■ **Supplied information**
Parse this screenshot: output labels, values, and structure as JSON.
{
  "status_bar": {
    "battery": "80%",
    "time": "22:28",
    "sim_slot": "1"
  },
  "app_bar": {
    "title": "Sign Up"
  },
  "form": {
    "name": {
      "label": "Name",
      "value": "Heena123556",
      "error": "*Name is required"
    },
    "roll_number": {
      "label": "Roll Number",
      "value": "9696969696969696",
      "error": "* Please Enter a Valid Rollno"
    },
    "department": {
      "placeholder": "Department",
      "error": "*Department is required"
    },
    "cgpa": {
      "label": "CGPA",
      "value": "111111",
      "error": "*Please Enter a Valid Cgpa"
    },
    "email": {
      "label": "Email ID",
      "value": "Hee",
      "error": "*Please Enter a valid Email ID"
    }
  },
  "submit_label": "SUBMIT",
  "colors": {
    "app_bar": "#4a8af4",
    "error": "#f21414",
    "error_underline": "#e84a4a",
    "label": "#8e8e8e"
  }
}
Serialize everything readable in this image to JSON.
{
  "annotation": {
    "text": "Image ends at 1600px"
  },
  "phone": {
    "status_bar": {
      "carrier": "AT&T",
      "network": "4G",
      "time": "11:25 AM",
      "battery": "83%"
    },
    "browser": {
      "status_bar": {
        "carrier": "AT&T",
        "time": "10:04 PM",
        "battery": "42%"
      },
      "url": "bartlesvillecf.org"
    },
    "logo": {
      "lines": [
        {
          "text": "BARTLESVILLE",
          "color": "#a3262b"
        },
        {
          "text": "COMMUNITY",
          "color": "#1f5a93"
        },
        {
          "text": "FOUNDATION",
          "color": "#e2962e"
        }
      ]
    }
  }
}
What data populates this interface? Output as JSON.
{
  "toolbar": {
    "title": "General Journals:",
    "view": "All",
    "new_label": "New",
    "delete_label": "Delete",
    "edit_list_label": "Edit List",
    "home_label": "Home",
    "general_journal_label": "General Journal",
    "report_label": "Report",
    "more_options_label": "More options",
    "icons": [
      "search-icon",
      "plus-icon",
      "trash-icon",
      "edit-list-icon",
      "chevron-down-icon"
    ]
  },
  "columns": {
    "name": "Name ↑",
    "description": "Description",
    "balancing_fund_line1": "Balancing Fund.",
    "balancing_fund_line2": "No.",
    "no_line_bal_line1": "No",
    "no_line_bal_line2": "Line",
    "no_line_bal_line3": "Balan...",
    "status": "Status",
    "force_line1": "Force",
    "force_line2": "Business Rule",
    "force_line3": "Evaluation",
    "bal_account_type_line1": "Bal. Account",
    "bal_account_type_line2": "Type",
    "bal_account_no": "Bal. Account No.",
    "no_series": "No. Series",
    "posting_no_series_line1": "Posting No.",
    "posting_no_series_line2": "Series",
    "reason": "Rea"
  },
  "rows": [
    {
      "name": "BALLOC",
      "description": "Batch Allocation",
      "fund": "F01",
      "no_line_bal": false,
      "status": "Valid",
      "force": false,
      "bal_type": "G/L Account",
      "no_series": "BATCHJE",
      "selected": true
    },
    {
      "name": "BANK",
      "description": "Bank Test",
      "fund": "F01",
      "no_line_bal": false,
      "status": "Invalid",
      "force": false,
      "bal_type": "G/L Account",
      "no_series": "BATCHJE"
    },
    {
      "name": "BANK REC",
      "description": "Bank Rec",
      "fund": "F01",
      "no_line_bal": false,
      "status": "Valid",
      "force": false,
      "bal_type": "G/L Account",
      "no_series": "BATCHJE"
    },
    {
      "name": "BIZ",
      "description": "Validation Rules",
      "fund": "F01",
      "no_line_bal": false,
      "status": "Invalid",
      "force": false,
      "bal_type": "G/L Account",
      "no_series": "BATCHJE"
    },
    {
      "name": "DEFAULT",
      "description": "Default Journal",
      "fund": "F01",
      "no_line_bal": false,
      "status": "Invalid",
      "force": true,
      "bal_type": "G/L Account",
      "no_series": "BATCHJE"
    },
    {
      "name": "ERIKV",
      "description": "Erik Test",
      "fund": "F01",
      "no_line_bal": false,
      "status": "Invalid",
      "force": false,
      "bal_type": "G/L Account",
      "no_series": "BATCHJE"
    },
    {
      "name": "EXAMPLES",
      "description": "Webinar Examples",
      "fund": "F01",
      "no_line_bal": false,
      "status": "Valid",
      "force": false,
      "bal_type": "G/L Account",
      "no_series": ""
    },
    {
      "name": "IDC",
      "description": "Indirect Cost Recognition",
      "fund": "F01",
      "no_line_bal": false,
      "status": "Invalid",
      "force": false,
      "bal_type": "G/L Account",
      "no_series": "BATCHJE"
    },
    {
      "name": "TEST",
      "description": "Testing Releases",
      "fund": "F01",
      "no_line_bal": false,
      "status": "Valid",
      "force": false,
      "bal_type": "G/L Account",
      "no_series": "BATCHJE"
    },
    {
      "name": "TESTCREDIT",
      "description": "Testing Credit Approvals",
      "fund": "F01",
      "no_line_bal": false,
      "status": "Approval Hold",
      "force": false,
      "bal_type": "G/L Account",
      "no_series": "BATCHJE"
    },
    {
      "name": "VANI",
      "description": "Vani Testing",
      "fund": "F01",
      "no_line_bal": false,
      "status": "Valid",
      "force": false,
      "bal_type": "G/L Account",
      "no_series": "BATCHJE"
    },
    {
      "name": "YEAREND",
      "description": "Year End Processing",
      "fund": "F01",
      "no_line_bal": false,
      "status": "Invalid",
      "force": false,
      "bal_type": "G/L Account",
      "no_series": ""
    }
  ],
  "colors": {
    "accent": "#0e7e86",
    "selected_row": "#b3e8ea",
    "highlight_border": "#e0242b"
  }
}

■ **Requirements**
Look for lines containing the string "required" and copy them all.

■ **Written reply**
      "error": "*Name is required"
      "error": "*Department is required"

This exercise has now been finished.